**SET TASK**
Reproduce all entries verbatim, with nothing added or dropped.

[start of SUPPLIED DATA]

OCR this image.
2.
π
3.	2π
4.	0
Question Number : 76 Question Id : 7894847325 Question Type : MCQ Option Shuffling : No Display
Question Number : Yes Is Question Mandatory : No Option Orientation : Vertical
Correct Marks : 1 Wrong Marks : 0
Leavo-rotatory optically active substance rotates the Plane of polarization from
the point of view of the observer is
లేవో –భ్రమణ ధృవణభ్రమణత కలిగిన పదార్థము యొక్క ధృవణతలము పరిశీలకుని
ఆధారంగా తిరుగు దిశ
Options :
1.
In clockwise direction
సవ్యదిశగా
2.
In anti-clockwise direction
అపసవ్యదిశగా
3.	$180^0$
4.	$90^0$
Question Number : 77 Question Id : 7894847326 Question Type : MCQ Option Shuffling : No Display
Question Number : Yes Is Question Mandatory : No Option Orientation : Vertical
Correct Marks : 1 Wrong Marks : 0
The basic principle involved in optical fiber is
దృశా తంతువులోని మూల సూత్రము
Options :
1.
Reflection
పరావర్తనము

[end of SUPPLIED DATA]

**RESULT OF THIS EXERCISE**
OCR this image.
2.
π
3.	2π
4.	0
Question Number : 76 Question Id : 7894847325 Question Type : MCQ Option Shuffling : No Display
Question Number : Yes Is Question Mandatory : No Option Orientation : Vertical
Correct Marks : 1 Wrong Marks : 0
Leavo-rotatory optically active substance rotates the Plane of polarization from
the point of view of the observer is
లేవో –భ్రమణ ధృవణభ్రమణత కలిగిన పదార్థము యొక్క ధృవణతలము పరిశీలకుని
ఆధారంగా తిరుగు దిశ
Options :
1.
In clockwise direction
సవ్యదిశగా
2.
In anti-clockwise direction
అపసవ్యదిశగా
3.	$180^0$
4.	$90^0$
Question Number : 77 Question Id : 7894847326 Question Type : MCQ Option Shuffling : No Display
Question Number : Yes Is Question Mandatory : No Option Orientation : Vertical
Correct Marks : 1 Wrong Marks : 0
The basic principle involved in optical fiber is
దృశా తంతువులోని మూల సూత్రము
Options :
1.
Reflection
పరావర్తనము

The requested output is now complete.